● Source records:
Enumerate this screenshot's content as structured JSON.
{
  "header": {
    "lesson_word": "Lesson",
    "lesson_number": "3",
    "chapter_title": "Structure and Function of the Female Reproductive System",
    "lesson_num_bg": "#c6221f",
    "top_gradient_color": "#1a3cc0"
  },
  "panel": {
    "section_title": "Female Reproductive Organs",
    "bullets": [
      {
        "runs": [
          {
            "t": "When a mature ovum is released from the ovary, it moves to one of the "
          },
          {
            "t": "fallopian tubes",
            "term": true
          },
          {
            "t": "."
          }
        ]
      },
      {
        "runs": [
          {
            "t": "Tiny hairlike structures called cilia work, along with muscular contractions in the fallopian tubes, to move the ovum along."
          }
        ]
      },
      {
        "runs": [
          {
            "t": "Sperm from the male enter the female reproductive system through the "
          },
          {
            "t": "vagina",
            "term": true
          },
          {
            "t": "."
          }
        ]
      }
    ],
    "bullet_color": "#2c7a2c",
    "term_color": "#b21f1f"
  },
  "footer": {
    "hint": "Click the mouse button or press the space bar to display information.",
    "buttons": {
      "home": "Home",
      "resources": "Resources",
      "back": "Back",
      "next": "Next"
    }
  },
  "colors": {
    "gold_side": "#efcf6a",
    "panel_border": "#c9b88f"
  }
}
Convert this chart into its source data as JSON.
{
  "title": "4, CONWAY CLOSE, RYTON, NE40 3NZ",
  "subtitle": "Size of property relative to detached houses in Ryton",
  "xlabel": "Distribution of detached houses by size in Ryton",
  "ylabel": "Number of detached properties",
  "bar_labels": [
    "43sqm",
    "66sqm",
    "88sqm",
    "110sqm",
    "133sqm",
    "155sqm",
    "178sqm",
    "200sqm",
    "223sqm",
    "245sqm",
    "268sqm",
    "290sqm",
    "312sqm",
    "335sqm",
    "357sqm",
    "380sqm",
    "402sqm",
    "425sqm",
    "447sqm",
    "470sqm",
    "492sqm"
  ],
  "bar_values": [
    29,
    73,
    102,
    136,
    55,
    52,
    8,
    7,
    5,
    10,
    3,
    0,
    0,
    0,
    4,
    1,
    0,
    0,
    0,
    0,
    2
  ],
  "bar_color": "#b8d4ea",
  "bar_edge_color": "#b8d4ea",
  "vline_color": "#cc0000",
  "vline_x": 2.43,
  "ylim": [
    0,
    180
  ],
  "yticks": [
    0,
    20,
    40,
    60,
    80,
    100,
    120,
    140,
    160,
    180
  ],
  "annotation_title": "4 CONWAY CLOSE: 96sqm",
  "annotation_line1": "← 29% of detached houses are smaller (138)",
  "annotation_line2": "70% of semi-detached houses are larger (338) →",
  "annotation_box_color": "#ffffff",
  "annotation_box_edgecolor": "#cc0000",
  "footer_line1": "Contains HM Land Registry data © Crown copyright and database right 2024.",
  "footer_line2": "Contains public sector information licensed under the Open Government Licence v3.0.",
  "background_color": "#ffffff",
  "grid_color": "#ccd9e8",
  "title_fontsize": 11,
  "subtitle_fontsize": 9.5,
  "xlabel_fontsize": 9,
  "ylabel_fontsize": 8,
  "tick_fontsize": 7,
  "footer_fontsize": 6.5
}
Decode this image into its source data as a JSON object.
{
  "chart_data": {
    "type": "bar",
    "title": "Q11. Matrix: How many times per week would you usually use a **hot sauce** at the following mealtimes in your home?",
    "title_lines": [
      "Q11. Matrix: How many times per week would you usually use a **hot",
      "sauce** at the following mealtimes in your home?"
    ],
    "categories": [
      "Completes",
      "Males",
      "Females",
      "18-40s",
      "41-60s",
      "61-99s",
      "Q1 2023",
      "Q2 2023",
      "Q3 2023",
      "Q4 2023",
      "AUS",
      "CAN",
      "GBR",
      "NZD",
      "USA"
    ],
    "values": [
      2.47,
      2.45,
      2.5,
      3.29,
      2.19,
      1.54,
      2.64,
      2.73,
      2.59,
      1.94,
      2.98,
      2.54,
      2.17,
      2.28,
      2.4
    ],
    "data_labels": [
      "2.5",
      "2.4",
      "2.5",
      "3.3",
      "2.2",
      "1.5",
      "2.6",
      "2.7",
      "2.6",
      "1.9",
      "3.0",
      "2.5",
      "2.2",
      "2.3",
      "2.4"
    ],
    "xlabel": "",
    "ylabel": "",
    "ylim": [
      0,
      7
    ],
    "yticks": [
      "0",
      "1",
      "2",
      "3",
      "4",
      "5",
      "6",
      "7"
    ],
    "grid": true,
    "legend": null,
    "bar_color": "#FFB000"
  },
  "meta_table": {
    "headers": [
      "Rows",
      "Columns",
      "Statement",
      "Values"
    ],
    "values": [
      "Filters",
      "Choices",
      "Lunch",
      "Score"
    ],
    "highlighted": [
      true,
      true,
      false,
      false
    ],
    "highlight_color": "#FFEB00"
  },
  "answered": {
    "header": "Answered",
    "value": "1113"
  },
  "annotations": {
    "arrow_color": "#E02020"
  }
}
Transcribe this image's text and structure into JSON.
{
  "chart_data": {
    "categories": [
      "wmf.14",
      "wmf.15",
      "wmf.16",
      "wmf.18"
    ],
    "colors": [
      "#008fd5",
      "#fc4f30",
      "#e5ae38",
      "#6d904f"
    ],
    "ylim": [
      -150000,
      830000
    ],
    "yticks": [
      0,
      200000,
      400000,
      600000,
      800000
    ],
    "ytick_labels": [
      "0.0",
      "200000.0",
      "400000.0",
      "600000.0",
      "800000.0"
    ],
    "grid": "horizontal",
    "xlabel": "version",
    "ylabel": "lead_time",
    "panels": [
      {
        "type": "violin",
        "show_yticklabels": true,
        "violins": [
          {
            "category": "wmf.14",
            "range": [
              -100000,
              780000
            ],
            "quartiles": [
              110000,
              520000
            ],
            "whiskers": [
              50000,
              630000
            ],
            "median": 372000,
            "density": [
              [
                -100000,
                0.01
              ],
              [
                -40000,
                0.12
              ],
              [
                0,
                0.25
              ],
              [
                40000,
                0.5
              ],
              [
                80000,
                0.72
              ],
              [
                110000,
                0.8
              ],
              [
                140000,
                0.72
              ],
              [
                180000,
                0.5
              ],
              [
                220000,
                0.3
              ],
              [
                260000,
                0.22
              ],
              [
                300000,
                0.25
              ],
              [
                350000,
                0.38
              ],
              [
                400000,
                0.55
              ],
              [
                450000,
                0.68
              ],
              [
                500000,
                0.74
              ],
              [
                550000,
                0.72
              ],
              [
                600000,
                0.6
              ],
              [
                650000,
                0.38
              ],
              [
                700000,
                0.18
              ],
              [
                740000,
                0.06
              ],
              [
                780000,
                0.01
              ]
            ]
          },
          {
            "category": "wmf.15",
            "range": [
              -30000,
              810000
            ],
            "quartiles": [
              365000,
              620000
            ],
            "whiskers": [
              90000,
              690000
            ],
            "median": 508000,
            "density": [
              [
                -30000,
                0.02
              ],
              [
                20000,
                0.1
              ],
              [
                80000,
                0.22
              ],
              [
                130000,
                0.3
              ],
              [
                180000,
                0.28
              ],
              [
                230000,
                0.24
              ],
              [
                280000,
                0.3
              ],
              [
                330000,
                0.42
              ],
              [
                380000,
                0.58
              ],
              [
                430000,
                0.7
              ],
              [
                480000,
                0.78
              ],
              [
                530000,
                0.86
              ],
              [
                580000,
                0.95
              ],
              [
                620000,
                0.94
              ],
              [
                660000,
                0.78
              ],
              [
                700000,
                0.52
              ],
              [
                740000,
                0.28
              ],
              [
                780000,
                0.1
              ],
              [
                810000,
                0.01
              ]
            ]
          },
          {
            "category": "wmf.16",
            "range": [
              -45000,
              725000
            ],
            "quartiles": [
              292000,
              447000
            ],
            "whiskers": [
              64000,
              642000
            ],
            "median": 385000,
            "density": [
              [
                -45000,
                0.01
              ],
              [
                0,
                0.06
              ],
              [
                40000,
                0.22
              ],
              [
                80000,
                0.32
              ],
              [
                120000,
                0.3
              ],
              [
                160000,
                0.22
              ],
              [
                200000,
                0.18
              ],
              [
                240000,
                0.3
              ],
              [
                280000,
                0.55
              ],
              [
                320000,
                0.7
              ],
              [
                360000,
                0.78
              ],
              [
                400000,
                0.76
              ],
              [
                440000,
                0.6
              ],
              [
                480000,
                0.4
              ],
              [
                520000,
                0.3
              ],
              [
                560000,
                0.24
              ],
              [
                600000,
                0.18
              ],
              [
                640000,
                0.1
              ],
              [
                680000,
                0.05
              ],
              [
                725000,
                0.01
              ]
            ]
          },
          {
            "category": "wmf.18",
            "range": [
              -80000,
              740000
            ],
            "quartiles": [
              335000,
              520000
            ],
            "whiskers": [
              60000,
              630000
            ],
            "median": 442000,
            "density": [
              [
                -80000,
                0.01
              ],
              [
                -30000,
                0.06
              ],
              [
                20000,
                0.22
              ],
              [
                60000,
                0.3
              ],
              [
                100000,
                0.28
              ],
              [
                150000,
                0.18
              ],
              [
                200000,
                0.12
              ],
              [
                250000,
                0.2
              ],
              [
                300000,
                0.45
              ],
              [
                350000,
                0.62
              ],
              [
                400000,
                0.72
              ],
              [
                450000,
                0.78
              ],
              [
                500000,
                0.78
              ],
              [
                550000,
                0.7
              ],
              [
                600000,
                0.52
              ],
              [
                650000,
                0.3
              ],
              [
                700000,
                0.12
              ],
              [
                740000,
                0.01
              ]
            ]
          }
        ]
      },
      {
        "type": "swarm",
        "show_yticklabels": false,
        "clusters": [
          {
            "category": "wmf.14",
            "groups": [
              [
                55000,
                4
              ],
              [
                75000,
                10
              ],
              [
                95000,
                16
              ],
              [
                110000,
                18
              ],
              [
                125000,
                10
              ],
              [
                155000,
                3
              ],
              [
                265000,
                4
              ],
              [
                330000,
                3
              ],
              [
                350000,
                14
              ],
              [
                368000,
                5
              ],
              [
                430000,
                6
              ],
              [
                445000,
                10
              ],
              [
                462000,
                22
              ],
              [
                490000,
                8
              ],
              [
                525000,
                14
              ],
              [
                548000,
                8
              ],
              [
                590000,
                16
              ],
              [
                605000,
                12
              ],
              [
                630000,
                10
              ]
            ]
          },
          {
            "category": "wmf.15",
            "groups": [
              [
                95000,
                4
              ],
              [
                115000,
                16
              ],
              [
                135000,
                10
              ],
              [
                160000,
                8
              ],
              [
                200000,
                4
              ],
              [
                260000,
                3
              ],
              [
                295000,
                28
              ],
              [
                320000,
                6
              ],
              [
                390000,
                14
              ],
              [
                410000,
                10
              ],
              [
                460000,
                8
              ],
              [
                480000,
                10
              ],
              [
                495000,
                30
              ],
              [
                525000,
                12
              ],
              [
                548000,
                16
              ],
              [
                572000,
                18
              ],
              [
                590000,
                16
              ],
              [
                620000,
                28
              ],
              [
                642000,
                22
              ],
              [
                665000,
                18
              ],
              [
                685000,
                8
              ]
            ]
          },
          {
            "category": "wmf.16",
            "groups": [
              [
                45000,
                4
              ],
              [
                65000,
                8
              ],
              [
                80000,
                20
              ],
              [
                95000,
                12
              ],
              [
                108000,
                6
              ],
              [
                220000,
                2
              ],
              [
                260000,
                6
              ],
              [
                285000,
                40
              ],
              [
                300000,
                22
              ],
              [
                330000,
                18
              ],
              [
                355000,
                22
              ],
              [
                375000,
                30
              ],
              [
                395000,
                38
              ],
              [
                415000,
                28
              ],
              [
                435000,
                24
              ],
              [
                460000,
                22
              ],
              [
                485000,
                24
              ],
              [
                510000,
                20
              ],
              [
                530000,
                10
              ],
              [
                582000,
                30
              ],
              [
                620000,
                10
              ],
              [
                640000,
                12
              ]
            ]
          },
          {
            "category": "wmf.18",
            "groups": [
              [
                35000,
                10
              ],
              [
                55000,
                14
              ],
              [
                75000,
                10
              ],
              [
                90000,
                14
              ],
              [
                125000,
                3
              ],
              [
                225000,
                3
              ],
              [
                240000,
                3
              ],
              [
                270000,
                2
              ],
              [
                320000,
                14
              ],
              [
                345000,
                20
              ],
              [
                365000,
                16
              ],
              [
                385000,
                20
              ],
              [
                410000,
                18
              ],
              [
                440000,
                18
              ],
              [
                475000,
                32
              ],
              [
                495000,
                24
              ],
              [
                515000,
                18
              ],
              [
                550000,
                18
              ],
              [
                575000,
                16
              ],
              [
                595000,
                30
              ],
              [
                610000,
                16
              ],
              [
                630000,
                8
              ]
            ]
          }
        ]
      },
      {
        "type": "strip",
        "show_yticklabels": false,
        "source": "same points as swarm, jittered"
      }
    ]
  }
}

● Stated problem:
Find the word "this" in the entries, and copy every line it shows up in.

● The response:
Enumerate this screenshot's content as structured JSON.
Convert this chart into its source data as JSON.
Decode this image into its source data as a JSON object.
Transcribe this image's text and structure into JSON.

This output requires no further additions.